### PAGE TEXT
▼
# Matrix Inequality

Suppose $A$ is positive-definite, symmetric and real. Show that for $u,v\in\mathbb{R}^{n}$ that $$2|Au\cdot v|\leq\rho^{\frac{1}{2}}(u\cdot Au+|v|^{2}),$$ where $\rho$ is the maximal eigenvalue of $A$, e.g. $\rho:=\text{max}(\rho_{1},\ldots,\rho_{n}).$ I've tried fiddling around with different things, but haven't arrived at a concise proof, and I need the result for some other things that I am doing right now, so I figured I'd see if anyone on here had a proof in mind.

Edit (1) (Response to Gary)

At first try, this leads to something similar to what I already obtained by using the identity $||A||_{2}=\sqrt{\rho(AA^{t})}=\sqrt{\rho(A^{2})}=\rho$ (since $A=A^{T}$). In details, $$2|Au\cdot v|\leq2|Au||v|\leq2||A||_{2}|u||v|\leq2\rho|u||v|\leq\rho^{\frac{1}{2}}(|u|^{2}+|v|^{2}).$$ Similarly, following Gary's suggestion, if $A$ is diagonalized and we're in the orthonormal eigenbasis, we have $$2|Au\cdot v|=2\left|\sum\limits_{j=1}^{n}\rho_{j}u_{j}v_{j}\right|\leq2\rho(u\cdot v)\leq2\rho|u||v|\leq\rho^{\frac{1}{2}}(|u|^{2}+|v|^{2}),$$ which is the same estimate as above.
▲
### COLLECTED MATERIAL
▼
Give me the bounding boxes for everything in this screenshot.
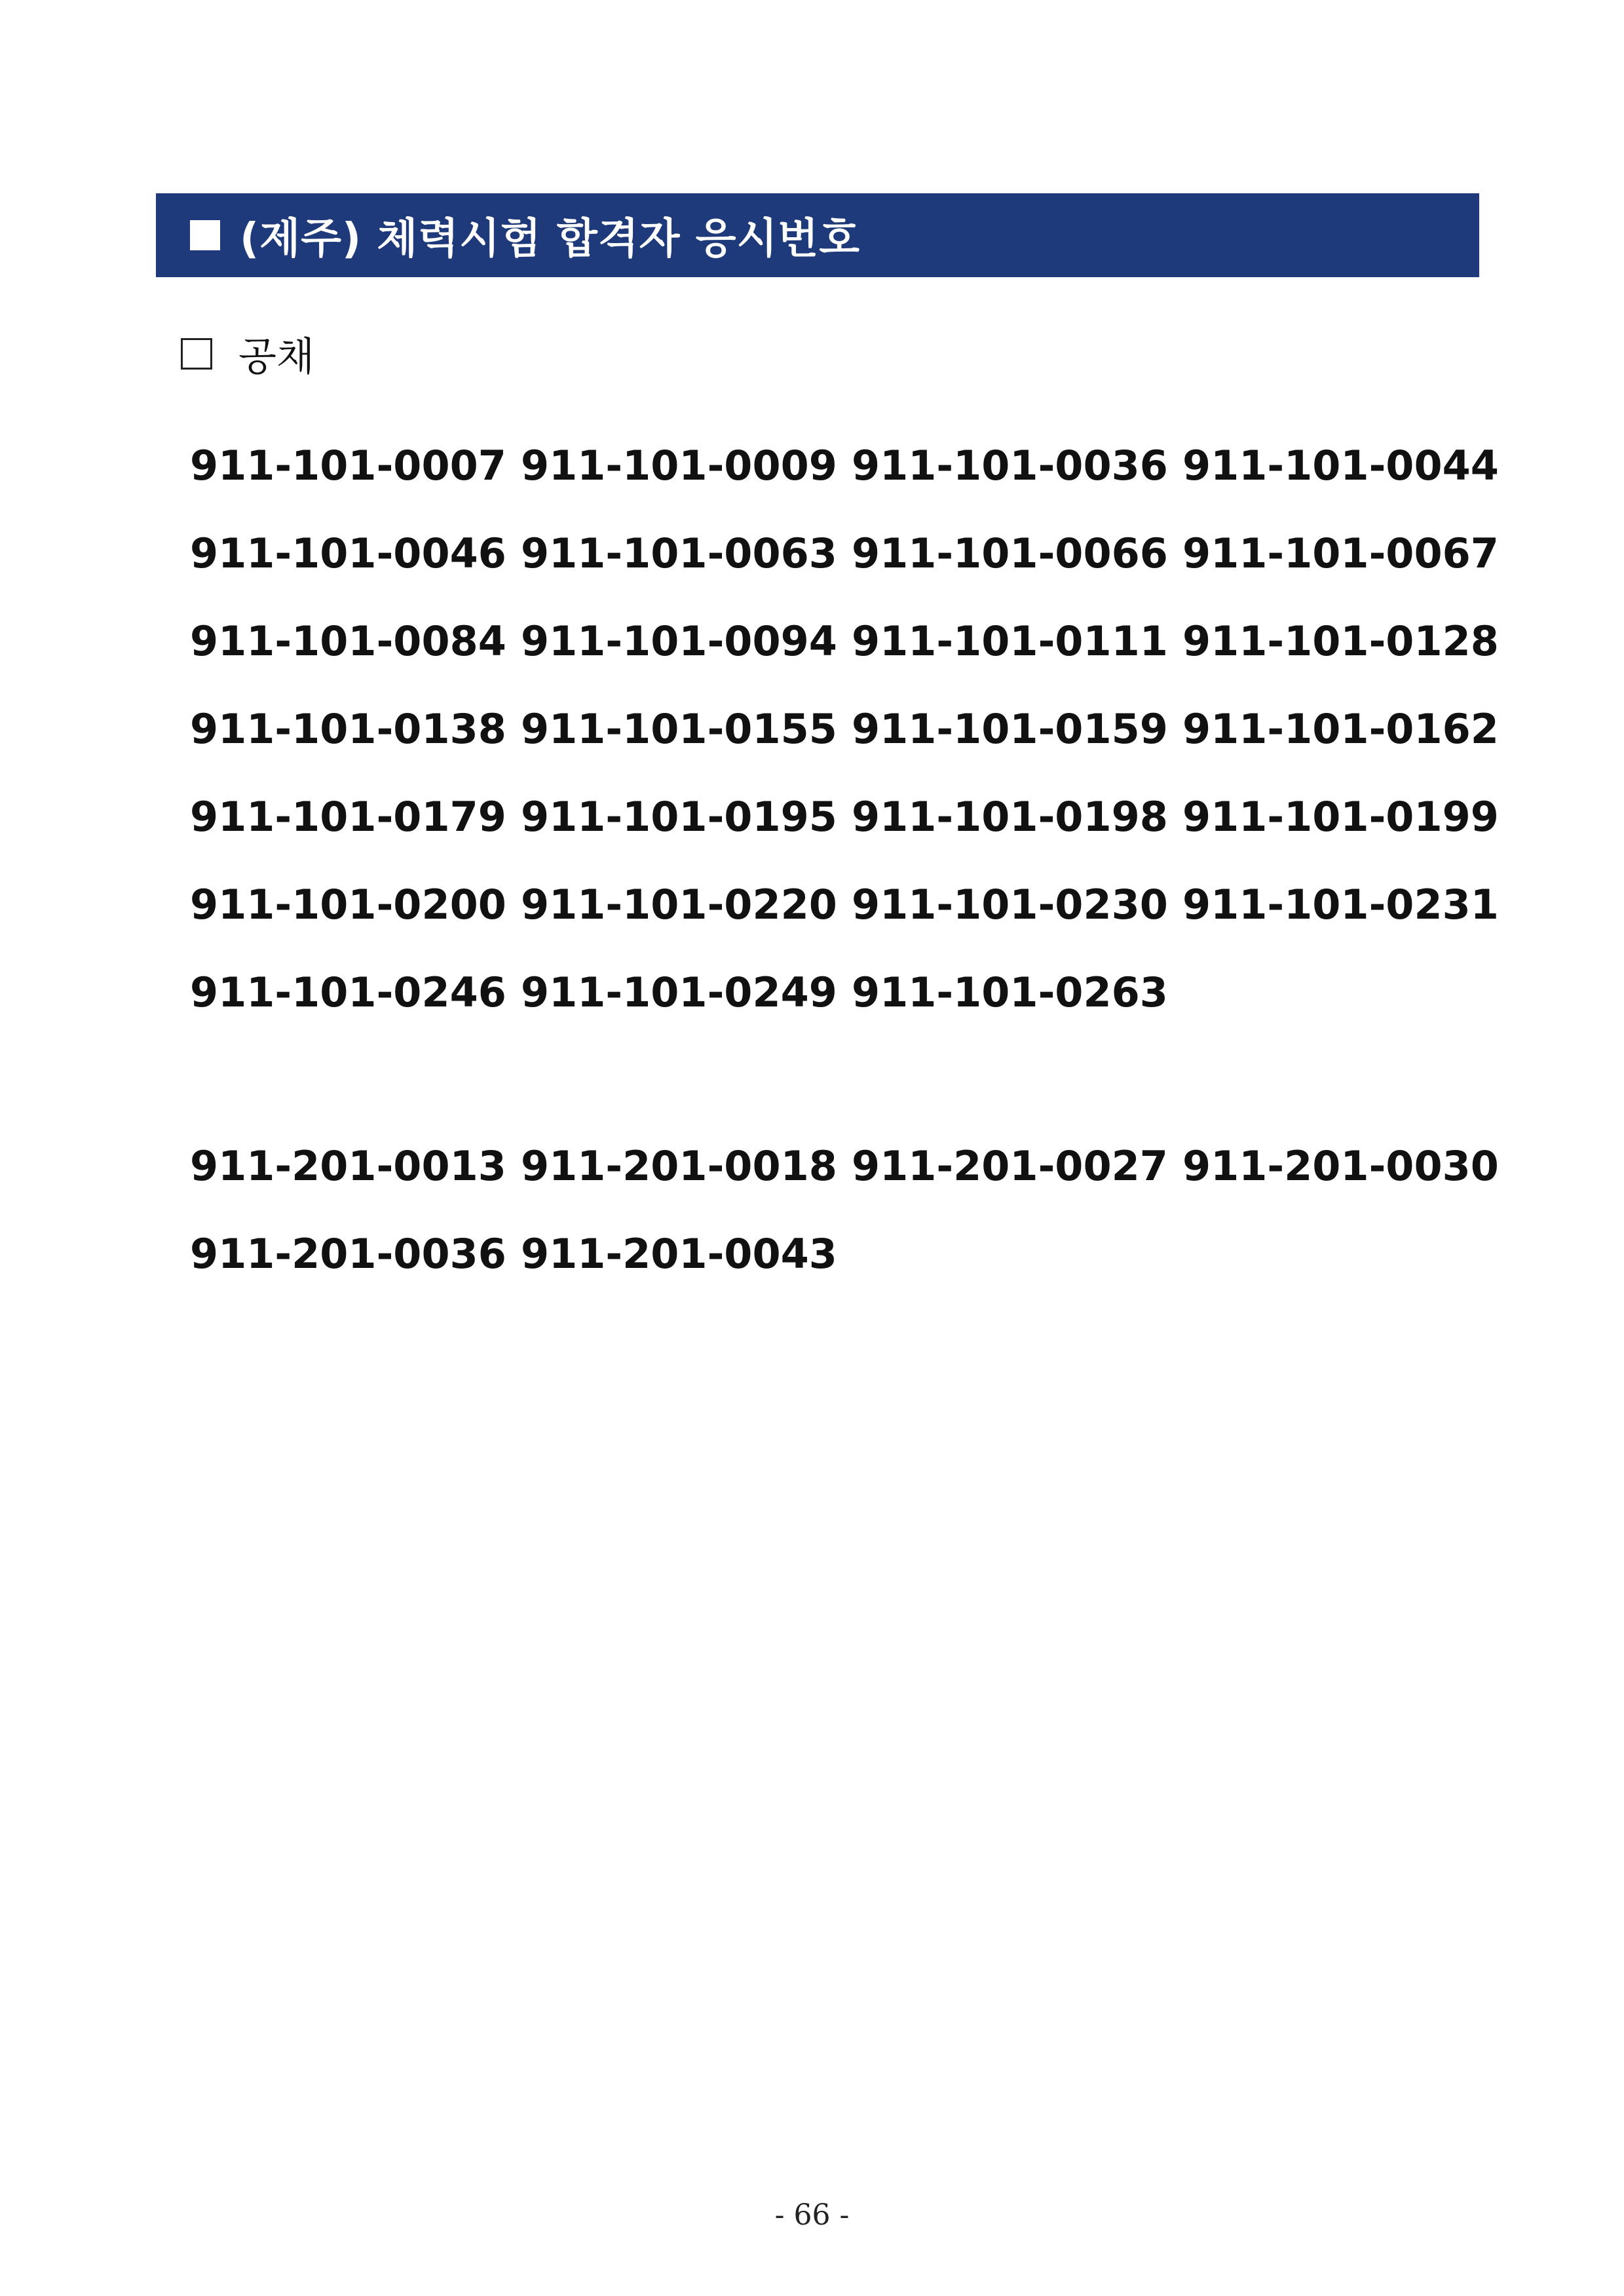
▲
### OBJECTIVES
a) Sum up the matrix inequality post in two sentences.
b) Using the matrix inequality post, decide whether each statement agrees with it. Answer yes or no for each, and quote the words that decide it.
(i) The poster has already found a concise proof.
(ii) The edit is a reply to Gary.
(iii) The estimate worked out in the eigenbasis is different from the first one.
c) According to the matrix inequality post, what three properties is the matrix A assumed to have?

### WORKED ANSWERS
a) The post asks for a proof that, for a real, symmetric, positive-definite matrix A and vectors u and v, 2|Au·v| is at most the square root of the largest eigenvalue times (u·Au + |v|²), and the poster says they have tried several things without reaching a concise proof. In an edit answering Gary, the poster shows two chains of estimates, one based on the 2-norm of A and one in the orthonormal eigenbasis, and says both give the same estimate.

b)
(i) No: "haven't arrived at a concise proof"
(ii) Yes: "Edit (1) (Response to Gary)"
(iii) No: "which is the same estimate as above."

c) It is positive-definite, symmetric and real.